Description of the task:
The answer should be one number only, namely how many lines of the records hold the word "Böckstiegel".

Input data:
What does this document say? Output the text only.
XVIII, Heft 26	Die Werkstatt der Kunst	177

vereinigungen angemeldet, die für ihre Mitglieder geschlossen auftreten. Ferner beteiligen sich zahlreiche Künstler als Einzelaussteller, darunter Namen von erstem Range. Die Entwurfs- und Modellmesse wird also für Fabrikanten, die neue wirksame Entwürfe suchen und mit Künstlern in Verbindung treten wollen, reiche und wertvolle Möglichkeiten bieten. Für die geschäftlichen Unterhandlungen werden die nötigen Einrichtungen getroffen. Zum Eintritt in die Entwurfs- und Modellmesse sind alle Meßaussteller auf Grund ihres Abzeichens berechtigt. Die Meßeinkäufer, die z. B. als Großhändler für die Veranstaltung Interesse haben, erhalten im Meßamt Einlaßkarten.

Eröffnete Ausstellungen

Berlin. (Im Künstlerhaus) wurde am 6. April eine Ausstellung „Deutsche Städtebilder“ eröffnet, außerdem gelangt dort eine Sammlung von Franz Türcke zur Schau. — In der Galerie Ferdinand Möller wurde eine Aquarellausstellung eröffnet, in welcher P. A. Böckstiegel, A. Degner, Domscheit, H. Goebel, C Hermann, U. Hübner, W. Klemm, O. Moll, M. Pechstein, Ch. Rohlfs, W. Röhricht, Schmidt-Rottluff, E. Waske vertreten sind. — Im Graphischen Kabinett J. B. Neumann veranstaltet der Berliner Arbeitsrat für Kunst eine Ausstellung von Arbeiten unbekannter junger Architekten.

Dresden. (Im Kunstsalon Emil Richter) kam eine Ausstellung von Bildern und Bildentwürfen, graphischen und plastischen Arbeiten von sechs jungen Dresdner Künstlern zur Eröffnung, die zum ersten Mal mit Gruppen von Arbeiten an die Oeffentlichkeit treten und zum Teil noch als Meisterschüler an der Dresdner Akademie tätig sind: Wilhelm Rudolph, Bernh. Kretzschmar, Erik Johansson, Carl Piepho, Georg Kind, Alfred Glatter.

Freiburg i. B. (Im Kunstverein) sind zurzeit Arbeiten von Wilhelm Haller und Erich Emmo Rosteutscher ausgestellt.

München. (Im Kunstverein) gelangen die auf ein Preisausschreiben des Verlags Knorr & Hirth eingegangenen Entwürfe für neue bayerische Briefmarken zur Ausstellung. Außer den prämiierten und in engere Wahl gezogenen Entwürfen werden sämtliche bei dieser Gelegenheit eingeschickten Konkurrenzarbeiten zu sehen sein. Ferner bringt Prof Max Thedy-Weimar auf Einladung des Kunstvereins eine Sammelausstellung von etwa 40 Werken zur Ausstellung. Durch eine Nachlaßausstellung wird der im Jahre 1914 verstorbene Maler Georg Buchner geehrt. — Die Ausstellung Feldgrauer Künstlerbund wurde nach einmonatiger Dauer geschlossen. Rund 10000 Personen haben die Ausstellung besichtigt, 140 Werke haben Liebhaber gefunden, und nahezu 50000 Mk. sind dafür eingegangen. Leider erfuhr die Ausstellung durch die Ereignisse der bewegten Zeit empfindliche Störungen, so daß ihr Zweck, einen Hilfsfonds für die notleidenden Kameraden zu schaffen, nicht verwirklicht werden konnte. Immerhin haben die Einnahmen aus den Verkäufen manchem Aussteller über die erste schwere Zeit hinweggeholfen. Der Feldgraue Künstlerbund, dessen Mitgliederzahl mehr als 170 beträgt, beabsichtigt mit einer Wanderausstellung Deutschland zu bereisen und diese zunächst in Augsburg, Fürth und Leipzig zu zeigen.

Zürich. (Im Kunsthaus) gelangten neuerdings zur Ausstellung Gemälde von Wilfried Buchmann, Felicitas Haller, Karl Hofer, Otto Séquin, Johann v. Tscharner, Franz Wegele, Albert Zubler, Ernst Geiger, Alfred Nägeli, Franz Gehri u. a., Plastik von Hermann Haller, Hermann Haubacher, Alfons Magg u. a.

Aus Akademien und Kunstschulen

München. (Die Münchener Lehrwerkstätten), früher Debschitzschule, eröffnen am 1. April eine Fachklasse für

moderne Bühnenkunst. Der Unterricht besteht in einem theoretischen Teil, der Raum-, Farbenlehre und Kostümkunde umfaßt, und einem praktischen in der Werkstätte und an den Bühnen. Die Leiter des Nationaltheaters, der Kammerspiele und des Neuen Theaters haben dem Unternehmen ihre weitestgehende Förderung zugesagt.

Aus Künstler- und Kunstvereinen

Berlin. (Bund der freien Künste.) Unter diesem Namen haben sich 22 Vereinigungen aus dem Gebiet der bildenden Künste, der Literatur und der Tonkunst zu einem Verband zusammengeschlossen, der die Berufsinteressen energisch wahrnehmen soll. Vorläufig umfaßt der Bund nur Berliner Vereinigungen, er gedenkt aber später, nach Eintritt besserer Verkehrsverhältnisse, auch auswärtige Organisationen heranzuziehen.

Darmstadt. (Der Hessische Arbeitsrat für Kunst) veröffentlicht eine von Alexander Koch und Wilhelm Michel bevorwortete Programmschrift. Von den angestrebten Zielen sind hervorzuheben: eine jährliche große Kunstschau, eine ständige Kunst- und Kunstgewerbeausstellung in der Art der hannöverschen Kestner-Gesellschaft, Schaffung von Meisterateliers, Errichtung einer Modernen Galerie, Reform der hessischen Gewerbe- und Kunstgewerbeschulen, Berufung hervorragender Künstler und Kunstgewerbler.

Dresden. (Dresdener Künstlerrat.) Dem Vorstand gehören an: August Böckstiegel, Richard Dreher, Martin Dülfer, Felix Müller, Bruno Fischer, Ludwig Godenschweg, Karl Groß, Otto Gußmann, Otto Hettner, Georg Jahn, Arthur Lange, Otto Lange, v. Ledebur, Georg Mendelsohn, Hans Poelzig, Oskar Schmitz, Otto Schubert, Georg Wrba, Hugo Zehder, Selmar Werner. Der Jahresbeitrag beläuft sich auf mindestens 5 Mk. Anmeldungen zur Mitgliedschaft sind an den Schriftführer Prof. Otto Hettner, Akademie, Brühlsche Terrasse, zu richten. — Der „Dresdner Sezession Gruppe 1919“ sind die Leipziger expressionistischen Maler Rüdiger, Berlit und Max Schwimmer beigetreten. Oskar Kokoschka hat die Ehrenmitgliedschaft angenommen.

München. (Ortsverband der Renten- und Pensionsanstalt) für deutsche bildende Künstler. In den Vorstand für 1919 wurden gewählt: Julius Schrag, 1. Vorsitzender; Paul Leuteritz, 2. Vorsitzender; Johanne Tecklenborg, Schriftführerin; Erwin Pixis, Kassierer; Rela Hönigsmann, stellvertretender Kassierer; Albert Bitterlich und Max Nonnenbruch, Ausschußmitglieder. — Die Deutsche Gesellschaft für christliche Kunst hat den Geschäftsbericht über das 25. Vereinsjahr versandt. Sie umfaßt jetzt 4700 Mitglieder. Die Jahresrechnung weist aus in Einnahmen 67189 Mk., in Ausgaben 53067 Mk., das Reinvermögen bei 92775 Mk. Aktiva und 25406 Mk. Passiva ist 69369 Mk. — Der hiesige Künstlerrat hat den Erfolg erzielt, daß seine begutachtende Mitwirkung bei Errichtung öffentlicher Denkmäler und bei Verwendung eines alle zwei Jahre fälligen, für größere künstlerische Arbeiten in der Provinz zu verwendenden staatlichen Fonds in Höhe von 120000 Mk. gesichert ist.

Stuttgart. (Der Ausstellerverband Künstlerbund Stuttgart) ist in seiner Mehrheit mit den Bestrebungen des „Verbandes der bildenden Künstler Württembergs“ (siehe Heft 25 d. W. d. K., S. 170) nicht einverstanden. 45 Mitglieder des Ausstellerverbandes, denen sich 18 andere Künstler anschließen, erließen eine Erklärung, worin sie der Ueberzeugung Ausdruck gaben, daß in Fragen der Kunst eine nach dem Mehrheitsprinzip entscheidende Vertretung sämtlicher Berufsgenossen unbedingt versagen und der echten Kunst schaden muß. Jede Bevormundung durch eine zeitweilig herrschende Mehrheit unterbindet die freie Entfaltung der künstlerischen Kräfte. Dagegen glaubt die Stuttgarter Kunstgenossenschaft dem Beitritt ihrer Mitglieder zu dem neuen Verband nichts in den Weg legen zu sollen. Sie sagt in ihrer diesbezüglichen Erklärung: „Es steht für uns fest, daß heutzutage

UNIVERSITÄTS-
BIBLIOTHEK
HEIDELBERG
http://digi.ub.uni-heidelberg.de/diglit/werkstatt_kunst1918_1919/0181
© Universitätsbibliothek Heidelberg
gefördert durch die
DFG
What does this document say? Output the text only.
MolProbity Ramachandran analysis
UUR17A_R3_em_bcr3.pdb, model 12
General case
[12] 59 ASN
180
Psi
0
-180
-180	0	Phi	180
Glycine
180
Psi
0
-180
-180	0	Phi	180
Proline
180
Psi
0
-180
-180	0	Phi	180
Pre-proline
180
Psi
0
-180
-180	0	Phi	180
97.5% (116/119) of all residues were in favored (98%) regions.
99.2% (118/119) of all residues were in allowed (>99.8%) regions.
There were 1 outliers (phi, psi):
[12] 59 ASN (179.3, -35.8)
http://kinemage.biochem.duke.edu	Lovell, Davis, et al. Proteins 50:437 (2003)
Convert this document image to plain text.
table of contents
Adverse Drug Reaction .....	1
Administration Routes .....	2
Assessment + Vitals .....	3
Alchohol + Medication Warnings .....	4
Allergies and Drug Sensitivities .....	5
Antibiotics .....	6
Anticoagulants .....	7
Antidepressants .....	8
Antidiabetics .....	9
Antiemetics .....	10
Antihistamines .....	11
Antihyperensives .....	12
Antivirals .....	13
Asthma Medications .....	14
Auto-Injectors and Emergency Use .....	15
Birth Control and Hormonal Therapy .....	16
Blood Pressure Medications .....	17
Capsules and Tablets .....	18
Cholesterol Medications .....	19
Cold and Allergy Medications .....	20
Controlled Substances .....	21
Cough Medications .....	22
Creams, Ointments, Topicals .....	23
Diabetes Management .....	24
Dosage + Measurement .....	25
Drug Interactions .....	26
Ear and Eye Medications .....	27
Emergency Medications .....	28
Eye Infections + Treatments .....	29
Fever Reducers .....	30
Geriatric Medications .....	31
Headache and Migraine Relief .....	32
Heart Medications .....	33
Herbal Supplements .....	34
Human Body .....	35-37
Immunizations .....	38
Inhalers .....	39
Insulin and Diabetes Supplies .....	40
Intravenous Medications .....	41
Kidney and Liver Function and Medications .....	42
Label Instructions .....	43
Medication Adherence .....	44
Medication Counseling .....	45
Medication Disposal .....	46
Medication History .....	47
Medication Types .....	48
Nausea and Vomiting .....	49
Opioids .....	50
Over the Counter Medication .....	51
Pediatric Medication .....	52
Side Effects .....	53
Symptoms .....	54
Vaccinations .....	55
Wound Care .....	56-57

Written solution:
2